Exercise directions -> Write the records below out again exactly as given, with no images.

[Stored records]
»»
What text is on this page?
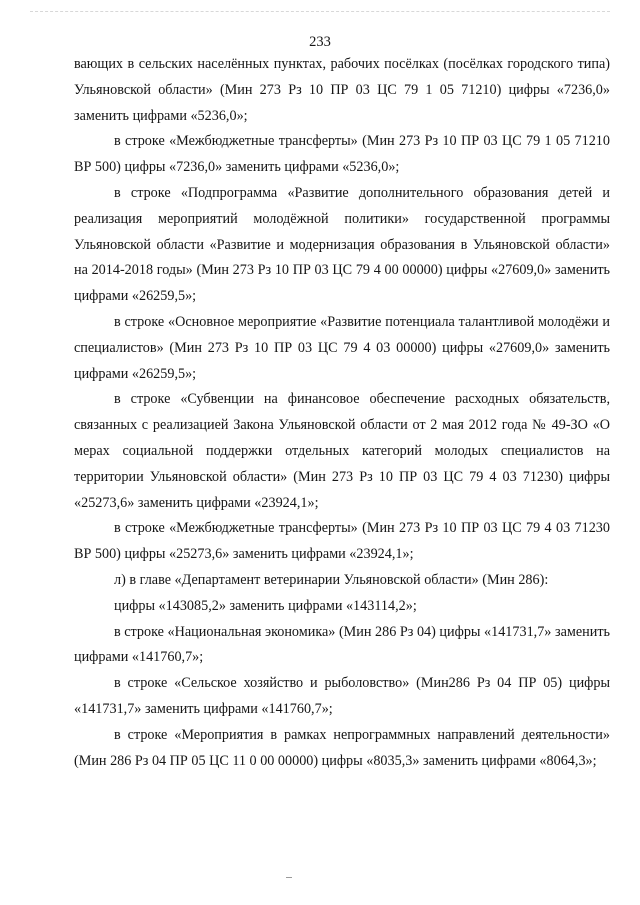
233

вающих в сельских населённых пунктах, рабочих посёлках (посёлках городского типа) Ульяновской области» (Мин 273 Рз 10 ПР 03 ЦС 79 1 05 71210) цифры «7236,0» заменить цифрами «5236,0»;

в строке «Межбюджетные трансферты» (Мин 273 Рз 10 ПР 03 ЦС 79 1 05 71210 ВР 500) цифры «7236,0» заменить цифрами «5236,0»;

в строке «Подпрограмма «Развитие дополнительного образования детей и реализация мероприятий молодёжной политики» государственной программы Ульяновской области «Развитие и модернизация образования в Ульяновской области» на 2014-2018 годы» (Мин 273 Рз 10 ПР 03 ЦС 79 4 00 00000) цифры «27609,0» заменить цифрами «26259,5»;

в строке «Основное мероприятие «Развитие потенциала талантливой молодёжи и специалистов» (Мин 273 Рз 10 ПР 03 ЦС 79 4 03 00000) цифры «27609,0» заменить цифрами «26259,5»;

в строке «Субвенции на финансовое обеспечение расходных обязательств, связанных с реализацией Закона Ульяновской области от 2 мая 2012 года № 49-ЗО «О мерах социальной поддержки отдельных категорий молодых специалистов на территории Ульяновской области» (Мин 273 Рз 10 ПР 03 ЦС 79 4 03 71230) цифры «25273,6» заменить цифрами «23924,1»;

в строке «Межбюджетные трансферты» (Мин 273 Рз 10 ПР 03 ЦС 79 4 03 71230 ВР 500) цифры «25273,6» заменить цифрами «23924,1»;

л) в главе «Департамент ветеринарии Ульяновской области» (Мин 286):

цифры «143085,2» заменить цифрами «143114,2»;

в строке «Национальная экономика» (Мин 286 Рз 04) цифры «141731,7» заменить цифрами «141760,7»;

в строке «Сельское хозяйство и рыболовство» (Мин286 Рз 04 ПР 05) цифры «141731,7» заменить цифрами «141760,7»;

в строке «Мероприятия в рамках непрограммных направлений деятельности» (Мин 286 Рз 04 ПР 05 ЦС 11 0 00 00000) цифры «8035,3» заменить цифрами «8064,3»;
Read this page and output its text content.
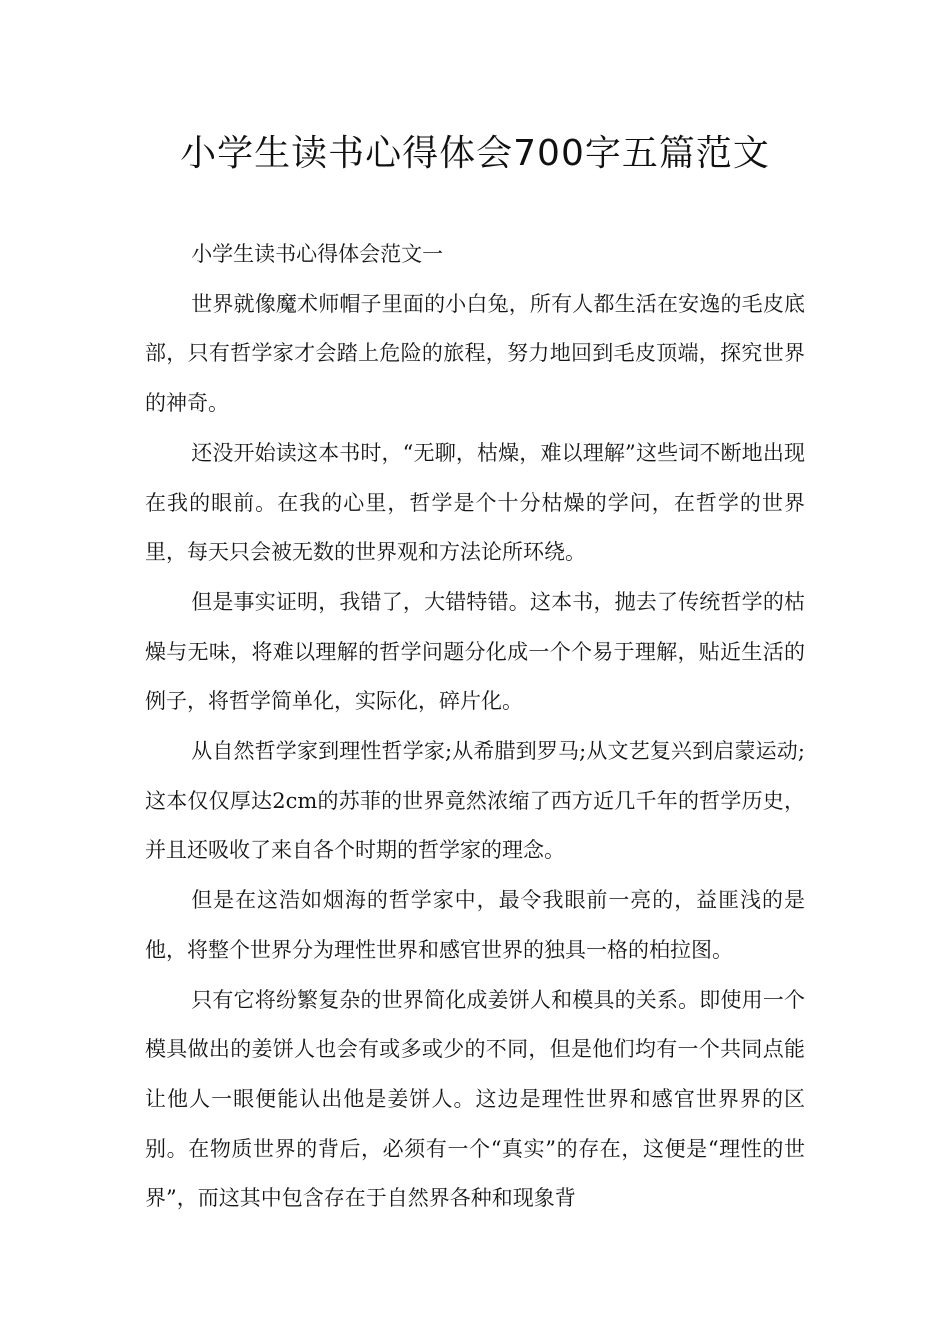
小学生读书心得体会700字五篇范文

小学生读书心得体会范文一

世界就像魔术师帽子里面的小白兔，所有人都生活在安逸的毛皮底部，只有哲学家才会踏上危险的旅程，努力地回到毛皮顶端，探究世界的神奇。

还没开始读这本书时，“无聊，枯燥，难以理解”这些词不断地出现在我的眼前。在我的心里，哲学是个十分枯燥的学问，在哲学的世界里，每天只会被无数的世界观和方法论所环绕。

但是事实证明，我错了，大错特错。这本书，抛去了传统哲学的枯燥与无味，将难以理解的哲学问题分化成一个个易于理解，贴近生活的例子，将哲学简单化，实际化，碎片化。

从自然哲学家到理性哲学家;从希腊到罗马;从文艺复兴到启蒙运动;这本仅仅厚达2cm的苏菲的世界竟然浓缩了西方近几千年的哲学历史，并且还吸收了来自各个时期的哲学家的理念。

但是在这浩如烟海的哲学家中，最令我眼前一亮的，益匪浅的是他，将整个世界分为理性世界和感官世界的独具一格的柏拉图。

只有它将纷繁复杂的世界简化成姜饼人和模具的关系。即使用一个模具做出的姜饼人也会有或多或少的不同，但是他们均有一个共同点能让他人一眼便能认出他是姜饼人。这边是理性世界和感官世界界的区别。在物质世界的背后，必须有一个“真实”的存在，这便是“理性的世界”，而这其中包含存在于自然界各种和现象背
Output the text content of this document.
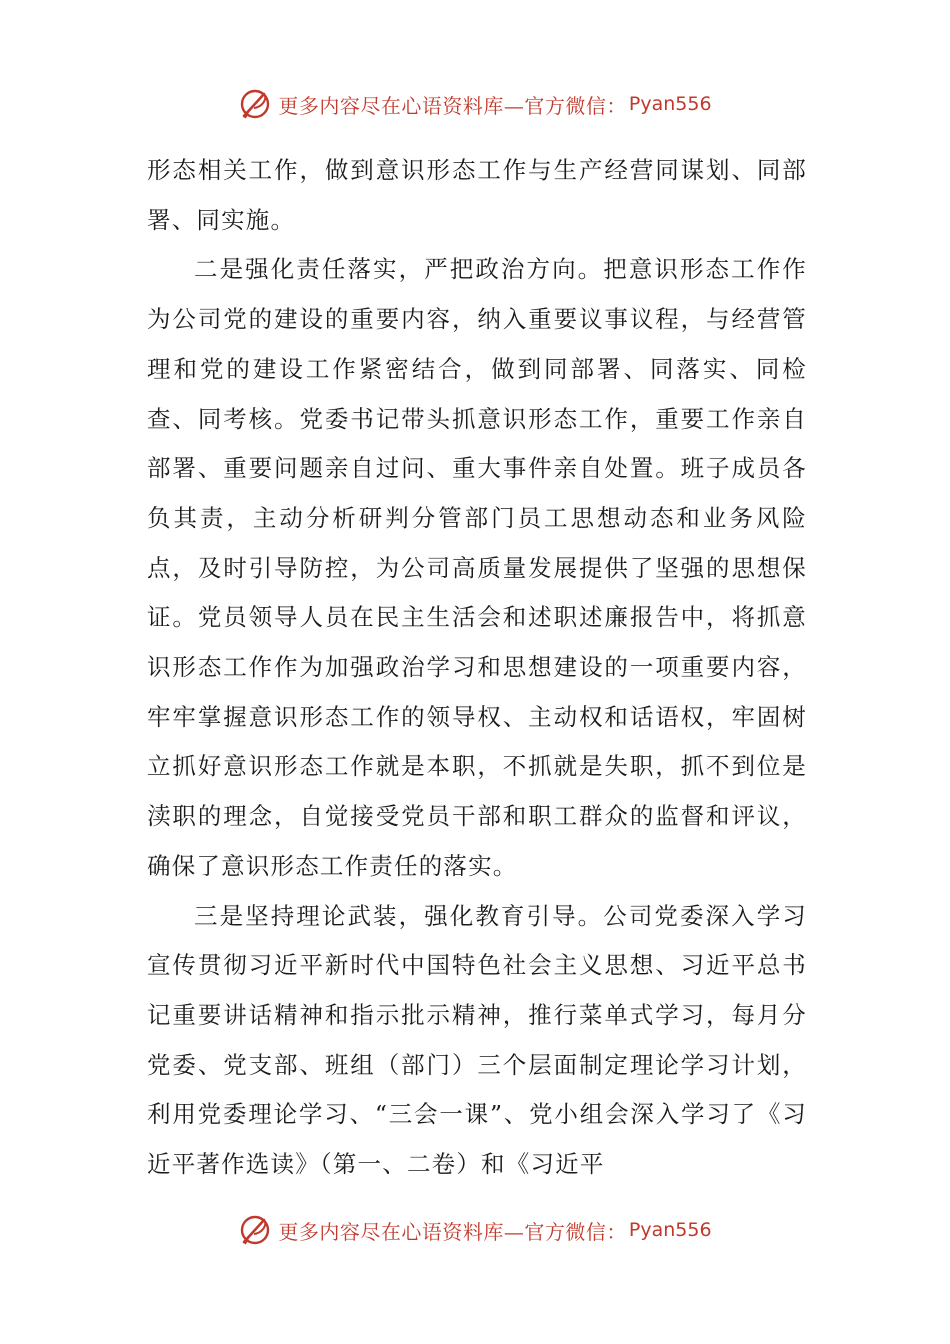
更多内容尽在心语资料库—官方微信： Pyan556

形态相关工作，做到意识形态工作与生产经营同谋划、同部署、同实施。

二是强化责任落实，严把政治方向。把意识形态工作作为公司党的建设的重要内容，纳入重要议事议程，与经营管理和党的建设工作紧密结合，做到同部署、同落实、同检查、同考核。党委书记带头抓意识形态工作，重要工作亲自部署、重要问题亲自过问、重大事件亲自处置。班子成员各负其责，主动分析研判分管部门员工思想动态和业务风险点，及时引导防控，为公司高质量发展提供了坚强的思想保证。党员领导人员在民主生活会和述职述廉报告中，将抓意识形态工作作为加强政治学习和思想建设的一项重要内容，牢牢掌握意识形态工作的领导权、主动权和话语权，牢固树立抓好意识形态工作就是本职，不抓就是失职，抓不到位是渎职的理念，自觉接受党员干部和职工群众的监督和评议，确保了意识形态工作责任的落实。

三是坚持理论武装，强化教育引导。公司党委深入学习宣传贯彻习近平新时代中国特色社会主义思想、习近平总书记重要讲话精神和指示批示精神，推行菜单式学习，每月分党委、党支部、班组（部门）三个层面制定理论学习计划，利用党委理论学习、“三会一课”、党小组会深入学习了《习近平著作选读》（第一、二卷）和《习近平

更多内容尽在心语资料库—官方微信： Pyan556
««
Exercise output ->
What text is on this page?
233

вающих в сельских населённых пунктах, рабочих посёлках (посёлках городского типа) Ульяновской области» (Мин 273 Рз 10 ПР 03 ЦС 79 1 05 71210) цифры «7236,0» заменить цифрами «5236,0»;

в строке «Межбюджетные трансферты» (Мин 273 Рз 10 ПР 03 ЦС 79 1 05 71210 ВР 500) цифры «7236,0» заменить цифрами «5236,0»;

в строке «Подпрограмма «Развитие дополнительного образования детей и реализация мероприятий молодёжной политики» государственной программы Ульяновской области «Развитие и модернизация образования в Ульяновской области» на 2014-2018 годы» (Мин 273 Рз 10 ПР 03 ЦС 79 4 00 00000) цифры «27609,0» заменить цифрами «26259,5»;

в строке «Основное мероприятие «Развитие потенциала талантливой молодёжи и специалистов» (Мин 273 Рз 10 ПР 03 ЦС 79 4 03 00000) цифры «27609,0» заменить цифрами «26259,5»;

в строке «Субвенции на финансовое обеспечение расходных обязательств, связанных с реализацией Закона Ульяновской области от 2 мая 2012 года № 49-ЗО «О мерах социальной поддержки отдельных категорий молодых специалистов на территории Ульяновской области» (Мин 273 Рз 10 ПР 03 ЦС 79 4 03 71230) цифры «25273,6» заменить цифрами «23924,1»;

в строке «Межбюджетные трансферты» (Мин 273 Рз 10 ПР 03 ЦС 79 4 03 71230 ВР 500) цифры «25273,6» заменить цифрами «23924,1»;

л) в главе «Департамент ветеринарии Ульяновской области» (Мин 286):

цифры «143085,2» заменить цифрами «143114,2»;

в строке «Национальная экономика» (Мин 286 Рз 04) цифры «141731,7» заменить цифрами «141760,7»;

в строке «Сельское хозяйство и рыболовство» (Мин286 Рз 04 ПР 05) цифры «141731,7» заменить цифрами «141760,7»;

в строке «Мероприятия в рамках непрограммных направлений деятельности» (Мин 286 Рз 04 ПР 05 ЦС 11 0 00 00000) цифры «8035,3» заменить цифрами «8064,3»;
Read this page and output its text content.
小学生读书心得体会700字五篇范文

小学生读书心得体会范文一

世界就像魔术师帽子里面的小白兔，所有人都生活在安逸的毛皮底部，只有哲学家才会踏上危险的旅程，努力地回到毛皮顶端，探究世界的神奇。

还没开始读这本书时，“无聊，枯燥，难以理解”这些词不断地出现在我的眼前。在我的心里，哲学是个十分枯燥的学问，在哲学的世界里，每天只会被无数的世界观和方法论所环绕。

但是事实证明，我错了，大错特错。这本书，抛去了传统哲学的枯燥与无味，将难以理解的哲学问题分化成一个个易于理解，贴近生活的例子，将哲学简单化，实际化，碎片化。

从自然哲学家到理性哲学家;从希腊到罗马;从文艺复兴到启蒙运动;这本仅仅厚达2cm的苏菲的世界竟然浓缩了西方近几千年的哲学历史，并且还吸收了来自各个时期的哲学家的理念。

但是在这浩如烟海的哲学家中，最令我眼前一亮的，益匪浅的是他，将整个世界分为理性世界和感官世界的独具一格的柏拉图。

只有它将纷繁复杂的世界简化成姜饼人和模具的关系。即使用一个模具做出的姜饼人也会有或多或少的不同，但是他们均有一个共同点能让他人一眼便能认出他是姜饼人。这边是理性世界和感官世界界的区别。在物质世界的背后，必须有一个“真实”的存在，这便是“理性的世界”，而这其中包含存在于自然界各种和现象背
Output the text content of this document.
更多内容尽在心语资料库—官方微信： Pyan556

形态相关工作，做到意识形态工作与生产经营同谋划、同部署、同实施。

二是强化责任落实，严把政治方向。把意识形态工作作为公司党的建设的重要内容，纳入重要议事议程，与经营管理和党的建设工作紧密结合，做到同部署、同落实、同检查、同考核。党委书记带头抓意识形态工作，重要工作亲自部署、重要问题亲自过问、重大事件亲自处置。班子成员各负其责，主动分析研判分管部门员工思想动态和业务风险点，及时引导防控，为公司高质量发展提供了坚强的思想保证。党员领导人员在民主生活会和述职述廉报告中，将抓意识形态工作作为加强政治学习和思想建设的一项重要内容，牢牢掌握意识形态工作的领导权、主动权和话语权，牢固树立抓好意识形态工作就是本职，不抓就是失职，抓不到位是渎职的理念，自觉接受党员干部和职工群众的监督和评议，确保了意识形态工作责任的落实。

三是坚持理论武装，强化教育引导。公司党委深入学习宣传贯彻习近平新时代中国特色社会主义思想、习近平总书记重要讲话精神和指示批示精神，推行菜单式学习，每月分党委、党支部、班组（部门）三个层面制定理论学习计划，利用党委理论学习、“三会一课”、党小组会深入学习了《习近平著作选读》（第一、二卷）和《习近平

更多内容尽在心语资料库—官方微信： Pyan556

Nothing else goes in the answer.